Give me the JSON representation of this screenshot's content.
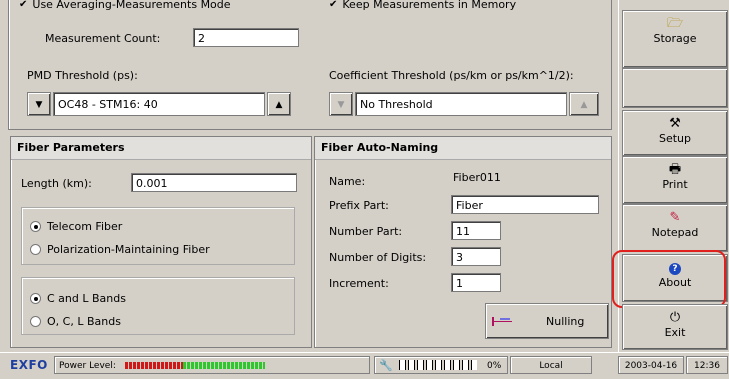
{
  "top": {
    "averaging_label": "Use Averaging-Measurements Mode",
    "keep_label": "Keep Measurements in Memory",
    "count_label": "Measurement Count:",
    "count_value": "2",
    "pmd_label": "PMD Threshold (ps):",
    "pmd_value": "OC48 - STM16: 40",
    "coef_label": "Coefficient Threshold (ps/km or ps/km^1/2):",
    "coef_value": "No Threshold"
  },
  "fiber_params": {
    "title": "Fiber Parameters",
    "length_label": "Length (km):",
    "length_value": "0.001",
    "fiber_types": [
      {
        "label": "Telecom Fiber",
        "selected": true
      },
      {
        "label": "Polarization-Maintaining Fiber",
        "selected": false
      }
    ],
    "bands": [
      {
        "label": "C and L Bands",
        "selected": true
      },
      {
        "label": "O, C, L Bands",
        "selected": false
      }
    ]
  },
  "auto_naming": {
    "title": "Fiber Auto-Naming",
    "name_label": "Name:",
    "name_value": "Fiber011",
    "prefix_label": "Prefix Part:",
    "prefix_value": "Fiber",
    "number_label": "Number Part:",
    "number_value": "11",
    "digits_label": "Number of Digits:",
    "digits_value": "3",
    "increment_label": "Increment:",
    "increment_value": "1",
    "nulling_label": "Nulling"
  },
  "sidebar": {
    "storage": "Storage",
    "setup": "Setup",
    "print": "Print",
    "notepad": "Notepad",
    "about": "About",
    "exit": "Exit"
  },
  "status": {
    "brand": "EXFO",
    "power_label": "Power Level:",
    "progress": "0%",
    "progress_fraction": 0.0,
    "mode": "Local",
    "date": "2003-04-16",
    "time": "12:36"
  },
  "colors": {
    "highlight": "#e0201c",
    "brand": "#1f3fa0",
    "power_red": "#d01818",
    "power_green": "#2ec82e"
  }
}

» Task brief: Write out every line of the preceding listing that contains "Threshold".

» Reply:
    "pmd_label": "PMD Threshold (ps):",
    "coef_label": "Coefficient Threshold (ps/km or ps/km^1/2):",
    "coef_value": "No Threshold"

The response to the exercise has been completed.